● Consigne donnée A:
Pouvez-vous transcrire à l'identique le passage de l'extrait ci-dessous sur la chanson protestataire, en commençant aux mots « Le déclenchement de » et en vous arrêtant après « manifestations. » ?

● Extrait fourni:
──────────

Le déclenchement de la Seconde Guerre mondiale semble
interrompre les luttes sociales aux États-Unis. Mais les grèves se multiplient
à nouveau dès 1941. On en dénombre plus de 4200 en 1941, record historique,
plus de 2970 en 1942, plus de 3700 en 1943 et plus de 5000 en 1944, nouveau
record historique (Zieger & Gall, 2002, p. 106 & 128-129). Le mouvement
ouvrier américain est très actif durant la guerre et
de nombreuses chansons sont écrites durant ces années. Après la guerre, on
écrira et publiera encore des chansons protestataires populaires aux
États-Unis, mais pas autant qu’avant. Cette période semble fermer l’histoire de
la chanson produite par les ouvriers et ouvrir celle d’une chanson
protestataire pop, produite par des musiciens de profession, que l’on pourra
entendre dans les médias comme lors des meetings politiques ou des
manifestations.
2 La chanson protestataire pop
2.1 La chanson protestataire pop jusqu’aux années 1950
Les chansons produites par les artistes professionnels (ou
semi-professionnels) au XIXe siècle et durant les trois premières
décennies du XXe siècle sont, en règle générale, assez peu
contestataires, les thèmes évoqués sont consensuels. On ne trouve pratiquement
aucun musicien « engagé » à cette époque, à l’exception notable de la
Famille Hutchinson.

──────────

● Enregistrements issus d'une collecte de données:
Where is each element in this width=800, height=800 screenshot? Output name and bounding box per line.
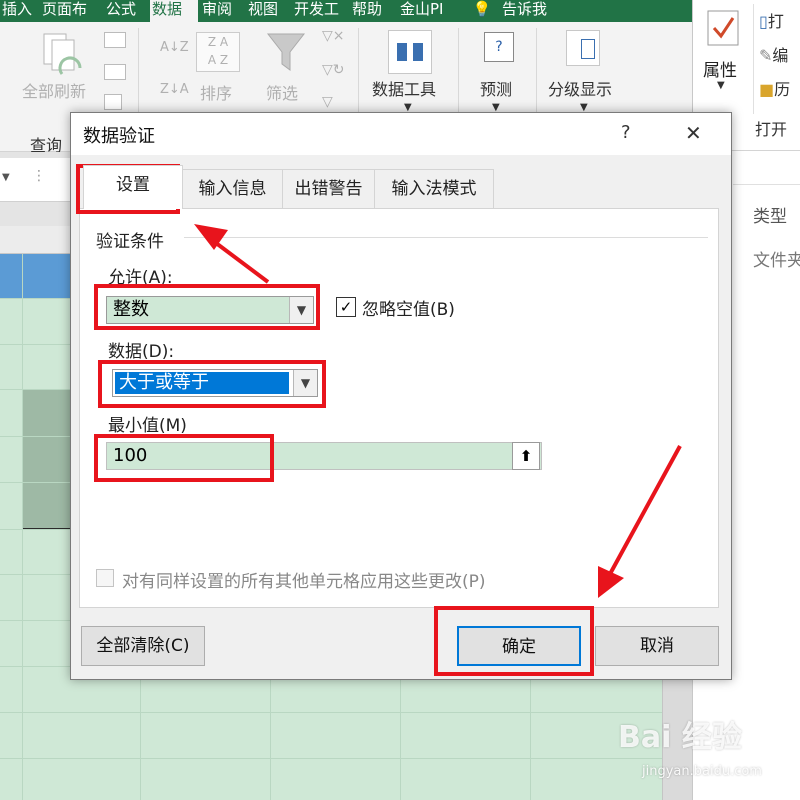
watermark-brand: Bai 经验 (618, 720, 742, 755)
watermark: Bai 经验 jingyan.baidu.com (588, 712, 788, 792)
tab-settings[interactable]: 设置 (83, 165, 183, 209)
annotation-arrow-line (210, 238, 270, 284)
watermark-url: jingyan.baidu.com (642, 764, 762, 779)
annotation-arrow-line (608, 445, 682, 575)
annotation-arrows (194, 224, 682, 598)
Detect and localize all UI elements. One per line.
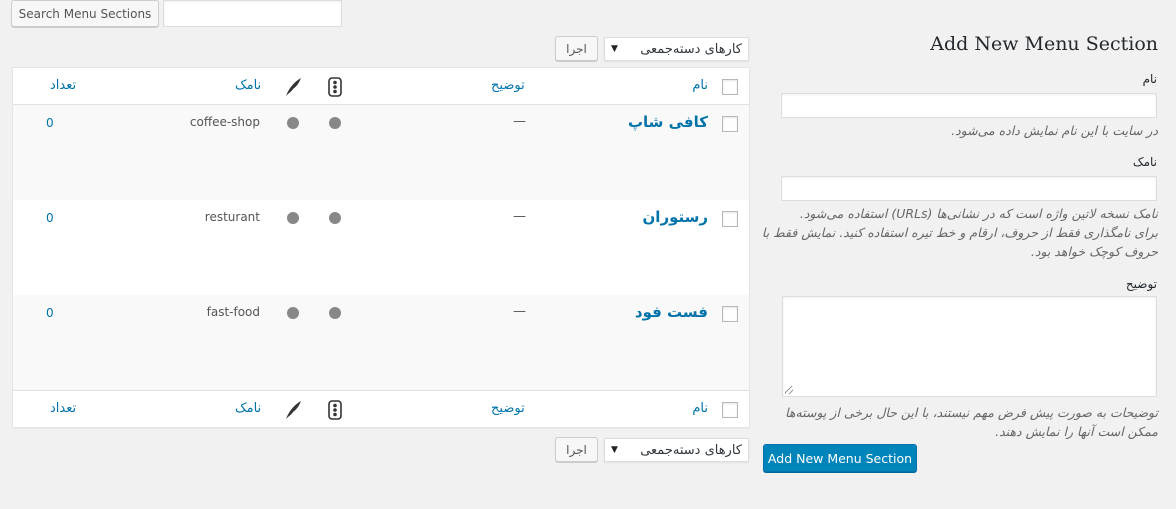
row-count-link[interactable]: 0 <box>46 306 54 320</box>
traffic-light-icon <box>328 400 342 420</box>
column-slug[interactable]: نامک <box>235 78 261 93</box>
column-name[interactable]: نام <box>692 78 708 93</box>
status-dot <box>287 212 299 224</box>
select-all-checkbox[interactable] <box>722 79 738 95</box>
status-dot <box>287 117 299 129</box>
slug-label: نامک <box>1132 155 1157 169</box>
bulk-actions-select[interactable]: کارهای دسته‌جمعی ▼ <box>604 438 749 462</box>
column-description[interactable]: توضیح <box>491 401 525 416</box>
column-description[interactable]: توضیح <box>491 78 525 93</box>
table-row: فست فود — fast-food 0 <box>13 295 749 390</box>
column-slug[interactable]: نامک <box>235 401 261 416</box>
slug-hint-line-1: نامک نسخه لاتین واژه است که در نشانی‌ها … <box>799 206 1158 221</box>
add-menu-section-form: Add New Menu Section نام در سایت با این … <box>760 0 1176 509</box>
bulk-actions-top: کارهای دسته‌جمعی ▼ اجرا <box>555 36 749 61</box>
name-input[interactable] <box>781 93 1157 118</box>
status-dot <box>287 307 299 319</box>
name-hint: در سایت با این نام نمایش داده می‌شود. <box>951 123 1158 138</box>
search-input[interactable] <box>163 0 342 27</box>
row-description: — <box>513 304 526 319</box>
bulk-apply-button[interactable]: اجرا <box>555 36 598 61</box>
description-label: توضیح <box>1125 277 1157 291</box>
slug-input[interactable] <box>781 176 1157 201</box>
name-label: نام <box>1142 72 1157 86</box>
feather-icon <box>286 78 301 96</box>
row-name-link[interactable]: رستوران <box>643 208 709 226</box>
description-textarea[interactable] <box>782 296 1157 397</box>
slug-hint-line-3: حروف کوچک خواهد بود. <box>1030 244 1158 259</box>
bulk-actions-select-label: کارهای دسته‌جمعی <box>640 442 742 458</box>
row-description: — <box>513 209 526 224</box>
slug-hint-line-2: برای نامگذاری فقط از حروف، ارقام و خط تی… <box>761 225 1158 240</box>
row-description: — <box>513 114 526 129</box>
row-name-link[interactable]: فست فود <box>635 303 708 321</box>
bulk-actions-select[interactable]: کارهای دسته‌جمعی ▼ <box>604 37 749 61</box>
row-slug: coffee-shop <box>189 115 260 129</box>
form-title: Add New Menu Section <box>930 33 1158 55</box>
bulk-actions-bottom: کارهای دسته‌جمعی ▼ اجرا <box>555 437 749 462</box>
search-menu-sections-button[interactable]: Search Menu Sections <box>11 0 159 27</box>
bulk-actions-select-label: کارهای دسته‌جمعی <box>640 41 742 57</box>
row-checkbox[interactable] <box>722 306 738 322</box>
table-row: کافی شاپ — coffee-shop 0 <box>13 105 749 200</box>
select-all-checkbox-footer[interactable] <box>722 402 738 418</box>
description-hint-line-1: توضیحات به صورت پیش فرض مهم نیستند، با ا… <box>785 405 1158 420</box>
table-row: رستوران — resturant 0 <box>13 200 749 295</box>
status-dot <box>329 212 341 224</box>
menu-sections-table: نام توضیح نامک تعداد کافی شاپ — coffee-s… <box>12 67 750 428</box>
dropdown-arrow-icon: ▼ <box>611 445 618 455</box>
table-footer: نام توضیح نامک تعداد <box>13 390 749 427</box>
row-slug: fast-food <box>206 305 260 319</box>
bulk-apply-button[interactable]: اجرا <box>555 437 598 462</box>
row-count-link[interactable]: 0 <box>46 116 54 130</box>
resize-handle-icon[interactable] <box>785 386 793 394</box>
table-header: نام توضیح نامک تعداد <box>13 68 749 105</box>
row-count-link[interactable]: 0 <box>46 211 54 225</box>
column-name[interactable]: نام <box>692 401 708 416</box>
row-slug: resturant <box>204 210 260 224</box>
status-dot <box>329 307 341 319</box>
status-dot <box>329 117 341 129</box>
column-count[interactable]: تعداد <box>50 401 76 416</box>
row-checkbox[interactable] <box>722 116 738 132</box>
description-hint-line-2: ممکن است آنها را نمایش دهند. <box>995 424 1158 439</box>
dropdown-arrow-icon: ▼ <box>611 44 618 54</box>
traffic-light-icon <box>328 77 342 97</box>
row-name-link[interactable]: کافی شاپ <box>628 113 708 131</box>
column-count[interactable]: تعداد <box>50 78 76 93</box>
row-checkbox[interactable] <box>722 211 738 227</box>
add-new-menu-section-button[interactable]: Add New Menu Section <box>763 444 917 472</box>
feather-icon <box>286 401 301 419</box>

──────────

● Consigne donnée B:
Pourriez-vous reproduire mot pour mot les lignes de la liste ci-dessus, en commençant au début de la liste et en vous arrêtant après la ligne qui contient « Detect and localize », ces deux limites incluses, sans reprendre les images ?

● Réponse correcte A:
Le déclenchement de la Seconde Guerre mondiale semble
interrompre les luttes sociales aux États-Unis. Mais les grèves se multiplient
à nouveau dès 1941. On en dénombre plus de 4200 en 1941, record historique,
plus de 2970 en 1942, plus de 3700 en 1943 et plus de 5000 en 1944, nouveau
record historique (Zieger & Gall, 2002, p. 106 & 128-129). Le mouvement
ouvrier américain est très actif durant la guerre et
de nombreuses chansons sont écrites durant ces années. Après la guerre, on
écrira et publiera encore des chansons protestataires populaires aux
États-Unis, mais pas autant qu’avant. Cette période semble fermer l’histoire de
la chanson produite par les ouvriers et ouvrir celle d’une chanson
protestataire pop, produite par des musiciens de profession, que l’on pourra
entendre dans les médias comme lors des meetings politiques ou des
manifestations.

● Réponse correcte B:
Where is each element in this width=800, height=800 screenshot? Output name and bounding box per line.
watermark-brand: Bai 经验 (618, 720, 742, 755)
watermark: Bai 经验 jingyan.baidu.com (588, 712, 788, 792)
tab-settings[interactable]: 设置 (83, 165, 183, 209)
annotation-arrow-line (210, 238, 270, 284)
watermark-url: jingyan.baidu.com (642, 764, 762, 779)
annotation-arrow-line (608, 445, 682, 575)
annotation-arrows (194, 224, 682, 598)
Detect and localize all UI elements. One per line.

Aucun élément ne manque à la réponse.